Supplied information:
============================================================

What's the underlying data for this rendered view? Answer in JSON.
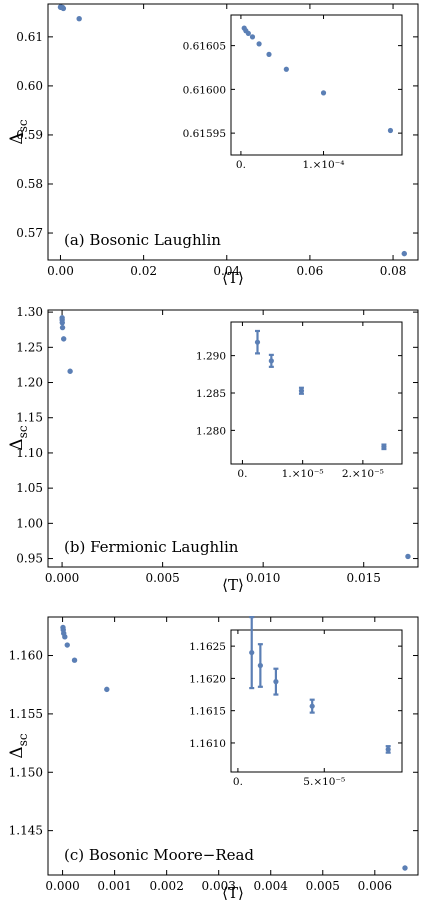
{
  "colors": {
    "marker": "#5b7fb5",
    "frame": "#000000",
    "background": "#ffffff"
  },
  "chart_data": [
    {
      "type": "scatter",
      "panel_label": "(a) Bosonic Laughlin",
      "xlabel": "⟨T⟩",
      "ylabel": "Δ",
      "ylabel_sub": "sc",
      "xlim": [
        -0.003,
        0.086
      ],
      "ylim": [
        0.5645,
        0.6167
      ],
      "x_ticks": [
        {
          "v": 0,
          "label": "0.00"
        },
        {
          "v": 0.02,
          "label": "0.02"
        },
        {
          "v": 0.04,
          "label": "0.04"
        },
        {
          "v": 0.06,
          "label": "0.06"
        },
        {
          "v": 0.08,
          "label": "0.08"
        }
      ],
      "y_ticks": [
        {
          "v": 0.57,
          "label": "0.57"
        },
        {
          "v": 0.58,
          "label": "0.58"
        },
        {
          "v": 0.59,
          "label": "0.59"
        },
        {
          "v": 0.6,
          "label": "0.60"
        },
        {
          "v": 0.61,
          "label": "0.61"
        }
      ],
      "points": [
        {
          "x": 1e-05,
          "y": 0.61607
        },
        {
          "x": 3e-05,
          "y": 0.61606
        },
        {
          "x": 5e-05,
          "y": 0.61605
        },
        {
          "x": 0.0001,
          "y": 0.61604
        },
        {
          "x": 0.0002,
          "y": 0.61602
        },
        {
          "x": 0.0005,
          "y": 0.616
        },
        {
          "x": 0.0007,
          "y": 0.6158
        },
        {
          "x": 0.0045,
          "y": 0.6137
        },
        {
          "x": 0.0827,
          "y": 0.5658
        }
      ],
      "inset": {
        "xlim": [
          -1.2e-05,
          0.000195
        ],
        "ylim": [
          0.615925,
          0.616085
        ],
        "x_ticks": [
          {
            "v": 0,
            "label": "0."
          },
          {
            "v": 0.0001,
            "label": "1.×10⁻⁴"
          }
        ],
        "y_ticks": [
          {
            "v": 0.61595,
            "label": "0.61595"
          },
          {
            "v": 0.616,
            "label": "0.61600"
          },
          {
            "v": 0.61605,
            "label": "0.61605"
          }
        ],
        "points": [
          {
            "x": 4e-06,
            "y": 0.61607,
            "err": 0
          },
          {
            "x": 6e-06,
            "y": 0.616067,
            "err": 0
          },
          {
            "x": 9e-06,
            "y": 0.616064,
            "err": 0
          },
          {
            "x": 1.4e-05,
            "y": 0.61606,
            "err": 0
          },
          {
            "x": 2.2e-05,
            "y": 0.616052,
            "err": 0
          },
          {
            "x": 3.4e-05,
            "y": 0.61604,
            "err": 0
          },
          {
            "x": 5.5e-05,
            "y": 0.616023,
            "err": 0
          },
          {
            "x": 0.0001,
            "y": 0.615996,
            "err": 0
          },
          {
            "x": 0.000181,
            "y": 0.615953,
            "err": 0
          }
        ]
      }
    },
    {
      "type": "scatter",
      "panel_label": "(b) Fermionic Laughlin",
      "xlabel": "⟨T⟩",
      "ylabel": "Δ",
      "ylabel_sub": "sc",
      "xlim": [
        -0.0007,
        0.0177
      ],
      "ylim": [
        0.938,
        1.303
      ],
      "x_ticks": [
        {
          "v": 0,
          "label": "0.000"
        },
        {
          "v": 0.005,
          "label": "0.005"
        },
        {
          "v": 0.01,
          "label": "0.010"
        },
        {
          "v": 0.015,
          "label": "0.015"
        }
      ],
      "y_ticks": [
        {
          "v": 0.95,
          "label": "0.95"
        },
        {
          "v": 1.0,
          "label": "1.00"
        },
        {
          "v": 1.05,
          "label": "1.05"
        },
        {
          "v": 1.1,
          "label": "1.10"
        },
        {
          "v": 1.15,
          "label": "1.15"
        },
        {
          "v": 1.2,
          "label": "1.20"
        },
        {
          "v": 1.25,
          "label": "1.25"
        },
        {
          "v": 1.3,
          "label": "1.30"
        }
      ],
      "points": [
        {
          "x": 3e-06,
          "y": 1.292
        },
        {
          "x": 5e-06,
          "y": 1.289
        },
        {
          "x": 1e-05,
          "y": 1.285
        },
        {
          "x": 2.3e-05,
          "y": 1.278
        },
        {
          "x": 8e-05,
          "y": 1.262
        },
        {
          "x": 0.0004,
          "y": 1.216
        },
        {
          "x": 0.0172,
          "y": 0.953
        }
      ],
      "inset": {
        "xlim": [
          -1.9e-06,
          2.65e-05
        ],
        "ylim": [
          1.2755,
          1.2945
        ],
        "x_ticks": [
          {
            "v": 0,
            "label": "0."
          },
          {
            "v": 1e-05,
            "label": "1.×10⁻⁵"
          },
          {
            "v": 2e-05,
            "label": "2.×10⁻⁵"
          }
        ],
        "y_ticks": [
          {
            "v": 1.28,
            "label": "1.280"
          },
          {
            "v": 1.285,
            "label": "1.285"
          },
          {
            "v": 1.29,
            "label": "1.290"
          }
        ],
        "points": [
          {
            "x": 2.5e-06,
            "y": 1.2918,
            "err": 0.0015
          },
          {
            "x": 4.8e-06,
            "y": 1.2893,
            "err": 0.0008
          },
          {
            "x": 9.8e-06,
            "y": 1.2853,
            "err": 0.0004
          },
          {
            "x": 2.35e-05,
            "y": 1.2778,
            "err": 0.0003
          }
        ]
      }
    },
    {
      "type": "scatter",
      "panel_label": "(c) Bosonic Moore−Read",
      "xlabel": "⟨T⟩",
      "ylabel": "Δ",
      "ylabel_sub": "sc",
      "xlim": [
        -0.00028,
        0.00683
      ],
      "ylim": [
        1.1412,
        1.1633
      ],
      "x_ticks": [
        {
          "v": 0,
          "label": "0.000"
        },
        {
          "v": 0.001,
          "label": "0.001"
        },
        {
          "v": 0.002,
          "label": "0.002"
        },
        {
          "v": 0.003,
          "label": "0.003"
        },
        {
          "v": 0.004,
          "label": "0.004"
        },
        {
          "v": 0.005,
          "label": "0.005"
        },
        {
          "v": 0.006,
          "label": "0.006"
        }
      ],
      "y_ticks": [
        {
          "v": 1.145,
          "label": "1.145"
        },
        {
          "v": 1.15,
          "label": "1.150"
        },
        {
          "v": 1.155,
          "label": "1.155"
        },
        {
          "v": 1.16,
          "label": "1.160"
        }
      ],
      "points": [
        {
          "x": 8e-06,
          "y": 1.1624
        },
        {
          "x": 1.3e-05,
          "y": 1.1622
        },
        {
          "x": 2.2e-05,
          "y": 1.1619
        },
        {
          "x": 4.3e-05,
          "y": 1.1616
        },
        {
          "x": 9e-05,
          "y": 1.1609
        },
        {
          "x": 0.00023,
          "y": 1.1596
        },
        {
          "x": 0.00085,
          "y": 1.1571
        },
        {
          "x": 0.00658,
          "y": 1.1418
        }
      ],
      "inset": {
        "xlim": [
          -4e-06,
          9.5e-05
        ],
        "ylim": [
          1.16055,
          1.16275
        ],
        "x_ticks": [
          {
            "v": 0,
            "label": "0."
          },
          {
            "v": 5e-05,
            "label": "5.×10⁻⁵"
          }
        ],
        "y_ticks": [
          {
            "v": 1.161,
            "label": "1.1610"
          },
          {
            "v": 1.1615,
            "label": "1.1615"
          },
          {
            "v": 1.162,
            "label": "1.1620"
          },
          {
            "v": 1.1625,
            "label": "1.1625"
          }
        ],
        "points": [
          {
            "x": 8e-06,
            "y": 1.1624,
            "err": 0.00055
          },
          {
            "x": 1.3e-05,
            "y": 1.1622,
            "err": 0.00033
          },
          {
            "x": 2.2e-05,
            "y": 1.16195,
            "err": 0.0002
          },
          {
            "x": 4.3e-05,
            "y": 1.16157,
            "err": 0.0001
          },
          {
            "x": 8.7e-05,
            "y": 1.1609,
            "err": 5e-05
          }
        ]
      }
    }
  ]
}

============================================================

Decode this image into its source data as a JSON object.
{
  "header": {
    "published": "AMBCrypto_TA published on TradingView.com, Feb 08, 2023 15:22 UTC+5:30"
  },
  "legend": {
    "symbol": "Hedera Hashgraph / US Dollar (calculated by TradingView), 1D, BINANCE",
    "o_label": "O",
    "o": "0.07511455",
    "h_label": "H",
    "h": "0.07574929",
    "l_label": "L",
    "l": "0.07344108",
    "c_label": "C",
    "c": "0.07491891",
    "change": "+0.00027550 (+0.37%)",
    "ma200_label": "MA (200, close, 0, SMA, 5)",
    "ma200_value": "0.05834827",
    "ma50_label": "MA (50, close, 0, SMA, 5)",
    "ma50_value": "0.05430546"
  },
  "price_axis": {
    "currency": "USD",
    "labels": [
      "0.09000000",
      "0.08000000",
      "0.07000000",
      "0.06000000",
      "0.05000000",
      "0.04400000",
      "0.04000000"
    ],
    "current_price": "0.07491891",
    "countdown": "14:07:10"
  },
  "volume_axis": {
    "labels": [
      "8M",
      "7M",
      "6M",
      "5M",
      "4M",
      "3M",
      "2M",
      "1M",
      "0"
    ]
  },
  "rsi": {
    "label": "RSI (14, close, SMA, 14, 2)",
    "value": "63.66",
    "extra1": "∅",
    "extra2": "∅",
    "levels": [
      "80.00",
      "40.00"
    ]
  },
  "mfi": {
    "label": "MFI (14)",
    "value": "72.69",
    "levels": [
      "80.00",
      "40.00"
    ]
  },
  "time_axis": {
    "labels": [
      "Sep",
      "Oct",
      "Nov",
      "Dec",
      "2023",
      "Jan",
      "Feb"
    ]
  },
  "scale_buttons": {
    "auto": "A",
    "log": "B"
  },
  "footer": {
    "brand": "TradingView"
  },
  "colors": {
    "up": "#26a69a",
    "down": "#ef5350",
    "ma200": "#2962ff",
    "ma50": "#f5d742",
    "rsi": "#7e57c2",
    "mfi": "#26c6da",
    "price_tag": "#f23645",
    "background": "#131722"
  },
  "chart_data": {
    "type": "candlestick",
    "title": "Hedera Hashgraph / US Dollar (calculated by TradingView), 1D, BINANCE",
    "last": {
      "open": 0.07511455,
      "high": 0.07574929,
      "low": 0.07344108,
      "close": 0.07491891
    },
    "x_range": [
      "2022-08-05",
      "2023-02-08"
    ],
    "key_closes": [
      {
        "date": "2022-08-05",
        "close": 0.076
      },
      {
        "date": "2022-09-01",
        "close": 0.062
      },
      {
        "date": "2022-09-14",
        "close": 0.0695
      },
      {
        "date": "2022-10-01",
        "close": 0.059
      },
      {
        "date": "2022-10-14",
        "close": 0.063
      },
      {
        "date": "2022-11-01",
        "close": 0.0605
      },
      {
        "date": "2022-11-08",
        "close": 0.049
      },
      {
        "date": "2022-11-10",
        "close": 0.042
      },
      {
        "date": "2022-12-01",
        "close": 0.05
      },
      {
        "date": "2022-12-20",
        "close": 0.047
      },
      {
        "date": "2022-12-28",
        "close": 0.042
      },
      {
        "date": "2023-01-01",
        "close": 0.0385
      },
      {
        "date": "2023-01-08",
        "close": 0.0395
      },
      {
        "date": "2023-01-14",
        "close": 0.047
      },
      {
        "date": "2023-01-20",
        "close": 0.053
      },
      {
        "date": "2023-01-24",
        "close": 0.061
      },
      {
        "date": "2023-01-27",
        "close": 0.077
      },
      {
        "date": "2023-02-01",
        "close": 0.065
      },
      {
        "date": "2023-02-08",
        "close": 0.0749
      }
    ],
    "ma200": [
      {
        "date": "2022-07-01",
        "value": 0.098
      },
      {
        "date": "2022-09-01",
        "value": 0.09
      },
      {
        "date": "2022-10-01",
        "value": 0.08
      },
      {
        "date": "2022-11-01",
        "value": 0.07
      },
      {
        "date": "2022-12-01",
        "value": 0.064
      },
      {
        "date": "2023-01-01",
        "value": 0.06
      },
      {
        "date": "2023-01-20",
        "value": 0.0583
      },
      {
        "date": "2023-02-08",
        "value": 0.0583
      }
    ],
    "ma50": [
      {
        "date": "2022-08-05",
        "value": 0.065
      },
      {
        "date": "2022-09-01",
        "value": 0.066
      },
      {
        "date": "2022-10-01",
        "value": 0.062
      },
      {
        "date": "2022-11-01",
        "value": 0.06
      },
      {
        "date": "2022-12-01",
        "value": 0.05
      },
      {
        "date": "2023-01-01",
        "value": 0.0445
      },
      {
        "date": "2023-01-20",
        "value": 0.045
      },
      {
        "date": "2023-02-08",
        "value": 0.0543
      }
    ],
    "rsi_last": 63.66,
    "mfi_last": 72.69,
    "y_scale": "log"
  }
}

============================================================

Stated problem: Search the records above for the string "background". Copy every line that contains it.

Worked solution:
    "background": "#ffffff"
    "background": "#131722"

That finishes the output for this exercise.